===== Extracted entries =====

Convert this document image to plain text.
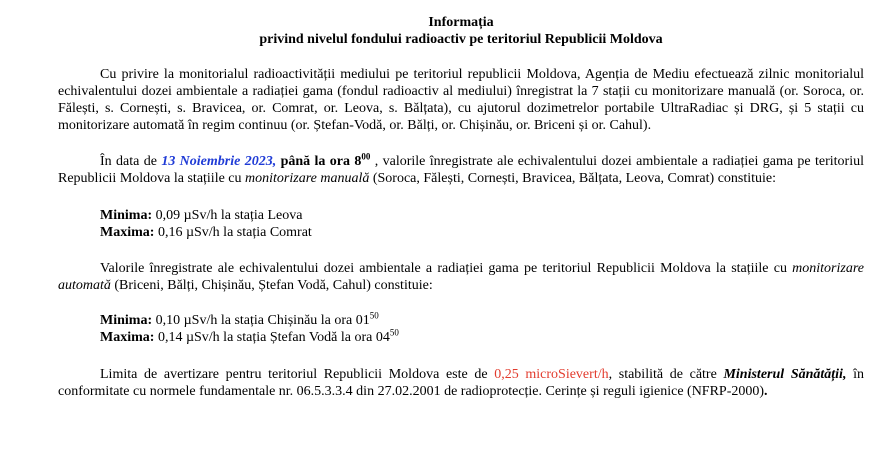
Informația

privind nivelul fondului radioactiv pe teritoriul Republicii Moldova

Cu privire la monitorialul radioactivității mediului pe teritoriul republicii Moldova, Agenția de Mediu efectuează zilnic monitorialul echivalentului dozei ambientale a radiației gama (fondul radioactiv al mediului) înregistrat la 7 stații cu monitorizare manuală (or. Soroca, or. Fălești, s. Cornești, s. Bravicea, or. Comrat, or. Leova, s. Bălțata), cu ajutorul dozimetrelor portabile UltraRadiac și DRG, și 5 stații cu monitorizare automată în regim continuu (or. Ștefan-Vodă, or. Bălți, or. Chișinău, or. Briceni și or. Cahul).

În data de 13 Noiembrie 2023, până la ora $8^{00}$ , valorile înregistrate ale echivalentului dozei ambientale a radiației gama pe teritoriul Republicii Moldova la stațiile cu monitorizare manuală (Soroca, Fălești, Cornești, Bravicea, Bălțata, Leova, Comrat) constituie:

Minima: 0,09 µSv/h la stația Leova
Maxima: 0,16 µSv/h la stația Comrat

Valorile înregistrate ale echivalentului dozei ambientale a radiației gama pe teritoriul Republicii Moldova la stațiile cu monitorizare automată (Briceni, Bălți, Chișinău, Ștefan Vodă, Cahul) constituie:

Minima: 0,10 µSv/h la stația Chișinău la ora $01^{50}$
Maxima: 0,14 µSv/h la stația Ștefan Vodă la ora $04^{50}$

Limita de avertizare pentru teritoriul Republicii Moldova este de 0,25 microSievert/h, stabilită de către Ministerul Sănătății, în conformitate cu normele fundamentale nr. 06.5.3.3.4 din 27.02.2001 de radioprotecție. Cerințe și reguli igienice (NFRP-2000).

=====

Print out the lines exactly, skipping any picture.

Convert this document image to plain text.
Informația

privind nivelul fondului radioactiv pe teritoriul Republicii Moldova

Cu privire la monitorialul radioactivității mediului pe teritoriul republicii Moldova, Agenția de Mediu efectuează zilnic monitorialul echivalentului dozei ambientale a radiației gama (fondul radioactiv al mediului) înregistrat la 7 stații cu monitorizare manuală (or. Soroca, or. Fălești, s. Cornești, s. Bravicea, or. Comrat, or. Leova, s. Bălțata), cu ajutorul dozimetrelor portabile UltraRadiac și DRG, și 5 stații cu monitorizare automată în regim continuu (or. Ștefan-Vodă, or. Bălți, or. Chișinău, or. Briceni și or. Cahul).

În data de 13 Noiembrie 2023, până la ora $8^{00}$ , valorile înregistrate ale echivalentului dozei ambientale a radiației gama pe teritoriul Republicii Moldova la stațiile cu monitorizare manuală (Soroca, Fălești, Cornești, Bravicea, Bălțata, Leova, Comrat) constituie:

Minima: 0,09 µSv/h la stația Leova
Maxima: 0,16 µSv/h la stația Comrat

Valorile înregistrate ale echivalentului dozei ambientale a radiației gama pe teritoriul Republicii Moldova la stațiile cu monitorizare automată (Briceni, Bălți, Chișinău, Ștefan Vodă, Cahul) constituie:

Minima: 0,10 µSv/h la stația Chișinău la ora $01^{50}$
Maxima: 0,14 µSv/h la stația Ștefan Vodă la ora $04^{50}$

Limita de avertizare pentru teritoriul Republicii Moldova este de 0,25 microSievert/h, stabilită de către Ministerul Sănătății, în conformitate cu normele fundamentale nr. 06.5.3.3.4 din 27.02.2001 de radioprotecție. Cerințe și reguli igienice (NFRP-2000).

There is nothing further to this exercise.